• **WHAT TO PRODUCE**:
Reproduce every item below with each "checkbox-box" changed to "checkbox" and all else kept as is. Leave out the pictures.

Dataset records
## START
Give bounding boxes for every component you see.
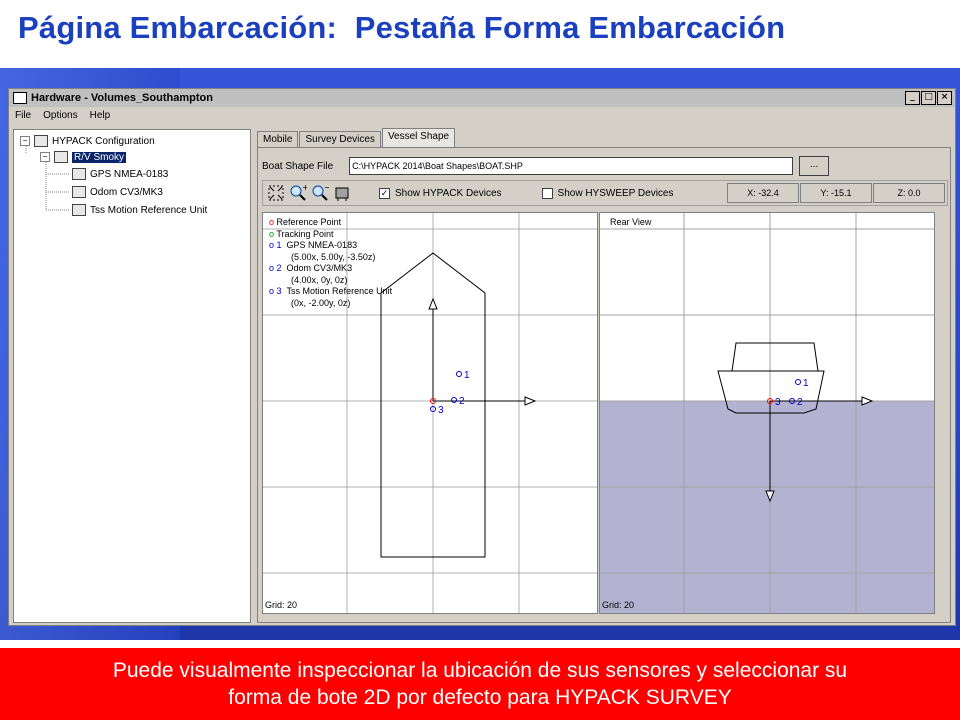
checkbox-box[interactable] [541, 187, 553, 199]
device-2-label: 2 [797, 397, 803, 408]
zoom-out-icon[interactable]: − [311, 184, 329, 202]
device-1-marker [456, 371, 462, 377]
boat-cabin-rear [731, 342, 819, 372]
browse-button[interactable]: ... [799, 156, 830, 176]
device-1-label: 1 [803, 378, 809, 389]
configuration-tree[interactable]: − HYPACK Configuration − R/V Smoky GPS N… [13, 129, 251, 623]
tree-root-label: HYPACK Configuration [52, 135, 155, 147]
boat-shape-file-input[interactable]: C:\HYPACK 2014\Boat Shapes\BOAT.SHP [349, 157, 794, 175]
legend-device-3-offset: (0x, -2.00y, 0z) [291, 297, 351, 308]
tree-device-gps[interactable]: GPS NMEA-0183 [72, 168, 168, 180]
tab-survey-devices[interactable]: Survey Devices [299, 131, 381, 147]
app-icon [13, 92, 27, 104]
window-titlebar[interactable]: Hardware - Volumes_Southampton _ □ × [9, 89, 955, 107]
tree-vessel[interactable]: − R/V Smoky [40, 151, 127, 163]
device-icon [72, 186, 86, 198]
hardware-window: Hardware - Volumes_Southampton _ □ × Fil… [8, 88, 956, 626]
menu-help[interactable]: Help [90, 110, 111, 121]
menu-file[interactable]: File [15, 110, 31, 121]
view-toolbar: + − ✓ Show HYPACK Devices Show HYSWEEP D… [262, 180, 948, 206]
close-button[interactable]: × [937, 91, 952, 105]
legend-device-3: Tss Motion Reference Unit [286, 286, 393, 296]
legend-device-1-offset: (5.00x, 5.00y, -3.50z) [291, 251, 376, 262]
tree-device-label: Tss Motion Reference Unit [90, 204, 208, 216]
collapse-icon[interactable]: − [40, 152, 50, 162]
checkbox-box[interactable]: ✓ [379, 187, 390, 199]
show-hysweep-devices-label: Show HYSWEEP Devices [557, 187, 674, 199]
device-2-label: 2 [459, 396, 465, 407]
tree-device-tss[interactable]: Tss Motion Reference Unit [72, 204, 207, 216]
show-hypack-devices-label: Show HYPACK Devices [395, 187, 502, 199]
slide-title: Página Embarcación: Pestaña Forma Embarc… [18, 10, 786, 45]
maximize-button[interactable]: □ [921, 91, 936, 105]
menu-options[interactable]: Options [43, 110, 77, 121]
caption-line-1: Puede visualmente inspeccionar la ubicac… [112, 659, 848, 682]
water-area [600, 401, 934, 613]
minimize-button[interactable]: _ [905, 91, 920, 105]
window-title: Hardware - Volumes_Southampton [31, 92, 213, 104]
collapse-icon[interactable]: − [20, 136, 30, 146]
svg-text:−: − [324, 184, 329, 192]
device-1-marker [795, 379, 801, 385]
device-icon [72, 204, 86, 216]
device-3-label: 3 [438, 405, 444, 416]
device-legend: o Reference Point o Tracking Point o 1 G… [269, 217, 393, 308]
svg-text:+: + [302, 184, 307, 192]
zoom-in-icon[interactable]: + [289, 184, 307, 202]
legend-device-1: GPS NMEA-0183 [286, 240, 358, 250]
tab-mobile[interactable]: Mobile [257, 131, 299, 147]
tree-root[interactable]: − HYPACK Configuration [20, 135, 155, 147]
caption-line-2: forma de bote 2D por defecto para HYPACK… [228, 686, 732, 709]
top-view-grid-label: Grid: 20 [265, 600, 298, 610]
pan-icon[interactable] [333, 184, 351, 202]
zoom-extents-icon[interactable] [267, 184, 285, 202]
rear-view-title: Rear View [610, 217, 652, 227]
legend-device-2-offset: (4.00x, 0y, 0z) [291, 274, 348, 285]
legend-tracking-point: Tracking Point [276, 228, 334, 239]
show-hypack-devices-checkbox[interactable]: ✓ Show HYPACK Devices [379, 187, 502, 199]
tab-strip: Mobile Survey Devices Vessel Shape [257, 128, 456, 147]
device-2-marker [451, 397, 457, 403]
coord-z-readout: Z: 0.0 [873, 183, 945, 203]
caption-banner: Puede visualmente inspeccionar la ubicac… [0, 648, 960, 720]
show-hysweep-devices-checkbox[interactable]: Show HYSWEEP Devices [541, 187, 674, 199]
rear-view-drawing: 1 2 3 [600, 213, 934, 613]
device-icon [72, 168, 86, 180]
device-3-label: 3 [775, 397, 781, 408]
legend-reference-point: Reference Point [276, 217, 342, 227]
tree-device-label: Odom CV3/MK3 [90, 186, 163, 198]
tree-device-odom[interactable]: Odom CV3/MK3 [72, 186, 163, 198]
tree-device-label: GPS NMEA-0183 [90, 168, 169, 180]
vessel-shape-panel: Boat Shape File C:\HYPACK 2014\Boat Shap… [257, 147, 951, 623]
coord-x-readout: X: -32.4 [727, 183, 799, 203]
tab-vessel-shape[interactable]: Vessel Shape [381, 128, 456, 147]
vessel-icon [54, 151, 68, 163]
rear-view-grid-label: Grid: 20 [602, 600, 635, 610]
legend-device-2: Odom CV3/MK3 [286, 263, 353, 273]
menu-bar: File Options Help [9, 107, 955, 123]
boat-shape-file-label: Boat Shape File [262, 160, 334, 172]
configuration-icon [34, 135, 48, 147]
coord-y-readout: Y: -15.1 [800, 183, 872, 203]
rear-view-canvas[interactable]: 1 2 3 Rear View Grid: 20 [599, 212, 935, 614]
top-view-canvas[interactable]: 1 2 3 o Reference Point o Tracking Point… [262, 212, 598, 614]
device-1-label: 1 [464, 370, 470, 381]
tree-vessel-label: R/V Smoky [72, 151, 127, 163]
## END
• **RESULT OF THIS EXERCISE**:
Give bounding boxes for every component you see.
checkbox[interactable] [541, 187, 553, 199]
device-2-label: 2 [797, 397, 803, 408]
zoom-out-icon[interactable]: − [311, 184, 329, 202]
device-1-marker [456, 371, 462, 377]
boat-cabin-rear [731, 342, 819, 372]
browse-button[interactable]: ... [799, 156, 830, 176]
device-1-label: 1 [803, 378, 809, 389]
configuration-tree[interactable]: − HYPACK Configuration − R/V Smoky GPS N… [13, 129, 251, 623]
tree-root-label: HYPACK Configuration [52, 135, 155, 147]
boat-shape-file-input[interactable]: C:\HYPACK 2014\Boat Shapes\BOAT.SHP [349, 157, 794, 175]
legend-device-3-offset: (0x, -2.00y, 0z) [291, 297, 351, 308]
tree-device-gps[interactable]: GPS NMEA-0183 [72, 168, 168, 180]
tab-survey-devices[interactable]: Survey Devices [299, 131, 381, 147]
app-icon [13, 92, 27, 104]
window-titlebar[interactable]: Hardware - Volumes_Southampton _ □ × [9, 89, 955, 107]
tree-vessel[interactable]: − R/V Smoky [40, 151, 127, 163]
device-icon [72, 186, 86, 198]
hardware-window: Hardware - Volumes_Southampton _ □ × Fil… [8, 88, 956, 626]
menu-help[interactable]: Help [90, 110, 111, 121]
menu-file[interactable]: File [15, 110, 31, 121]
view-toolbar: + − ✓ Show HYPACK Devices Show HYSWEEP D… [262, 180, 948, 206]
close-button[interactable]: × [937, 91, 952, 105]
legend-device-3: Tss Motion Reference Unit [286, 286, 393, 296]
legend-device-1-offset: (5.00x, 5.00y, -3.50z) [291, 251, 376, 262]
tree-device-label: Tss Motion Reference Unit [90, 204, 208, 216]
collapse-icon[interactable]: − [40, 152, 50, 162]
checkbox[interactable]: ✓ [379, 187, 390, 199]
show-hysweep-devices-label: Show HYSWEEP Devices [557, 187, 674, 199]
device-2-label: 2 [459, 396, 465, 407]
tree-device-tss[interactable]: Tss Motion Reference Unit [72, 204, 207, 216]
show-hypack-devices-label: Show HYPACK Devices [395, 187, 502, 199]
slide-title: Página Embarcación: Pestaña Forma Embarc… [18, 10, 786, 45]
maximize-button[interactable]: □ [921, 91, 936, 105]
menu-options[interactable]: Options [43, 110, 77, 121]
caption-line-1: Puede visualmente inspeccionar la ubicac… [112, 659, 848, 682]
water-area [600, 401, 934, 613]
minimize-button[interactable]: _ [905, 91, 920, 105]
window-title: Hardware - Volumes_Southampton [31, 92, 213, 104]
collapse-icon[interactable]: − [20, 136, 30, 146]
svg-text:−: − [324, 184, 329, 192]
device-1-marker [795, 379, 801, 385]
device-icon [72, 204, 86, 216]
device-3-label: 3 [438, 405, 444, 416]
device-legend: o Reference Point o Tracking Point o 1 G… [269, 217, 393, 308]
svg-text:+: + [302, 184, 307, 192]
zoom-in-icon[interactable]: + [289, 184, 307, 202]
legend-device-1: GPS NMEA-0183 [286, 240, 358, 250]
tab-mobile[interactable]: Mobile [257, 131, 299, 147]
tree-root[interactable]: − HYPACK Configuration [20, 135, 155, 147]
caption-line-2: forma de bote 2D por defecto para HYPACK… [228, 686, 732, 709]
top-view-grid-label: Grid: 20 [265, 600, 298, 610]
pan-icon[interactable] [333, 184, 351, 202]
zoom-extents-icon[interactable] [267, 184, 285, 202]
rear-view-title: Rear View [610, 217, 652, 227]
legend-device-2-offset: (4.00x, 0y, 0z) [291, 274, 348, 285]
legend-tracking-point: Tracking Point [276, 228, 334, 239]
show-hypack-devices-checkbox[interactable]: ✓ Show HYPACK Devices [379, 187, 502, 199]
tab-strip: Mobile Survey Devices Vessel Shape [257, 128, 456, 147]
device-2-marker [451, 397, 457, 403]
coord-z-readout: Z: 0.0 [873, 183, 945, 203]
caption-banner: Puede visualmente inspeccionar la ubicac… [0, 648, 960, 720]
show-hysweep-devices-checkbox[interactable]: Show HYSWEEP Devices [541, 187, 674, 199]
rear-view-drawing: 1 2 3 [600, 213, 934, 613]
device-icon [72, 168, 86, 180]
device-3-label: 3 [775, 397, 781, 408]
legend-reference-point: Reference Point [276, 217, 342, 227]
tree-device-label: Odom CV3/MK3 [90, 186, 163, 198]
tree-device-odom[interactable]: Odom CV3/MK3 [72, 186, 163, 198]
tree-device-label: GPS NMEA-0183 [90, 168, 169, 180]
vessel-shape-panel: Boat Shape File C:\HYPACK 2014\Boat Shap… [257, 147, 951, 623]
coord-x-readout: X: -32.4 [727, 183, 799, 203]
tab-vessel-shape[interactable]: Vessel Shape [381, 128, 456, 147]
vessel-icon [54, 151, 68, 163]
rear-view-grid-label: Grid: 20 [602, 600, 635, 610]
legend-device-2: Odom CV3/MK3 [286, 263, 353, 273]
menu-bar: File Options Help [9, 107, 955, 123]
boat-shape-file-label: Boat Shape File [262, 160, 334, 172]
configuration-icon [34, 135, 48, 147]
coord-y-readout: Y: -15.1 [800, 183, 872, 203]
rear-view-canvas[interactable]: 1 2 3 Rear View Grid: 20 [599, 212, 935, 614]
top-view-canvas[interactable]: 1 2 3 o Reference Point o Tracking Point… [262, 212, 598, 614]
device-1-label: 1 [464, 370, 470, 381]
tree-vessel-label: R/V Smoky [72, 151, 127, 163]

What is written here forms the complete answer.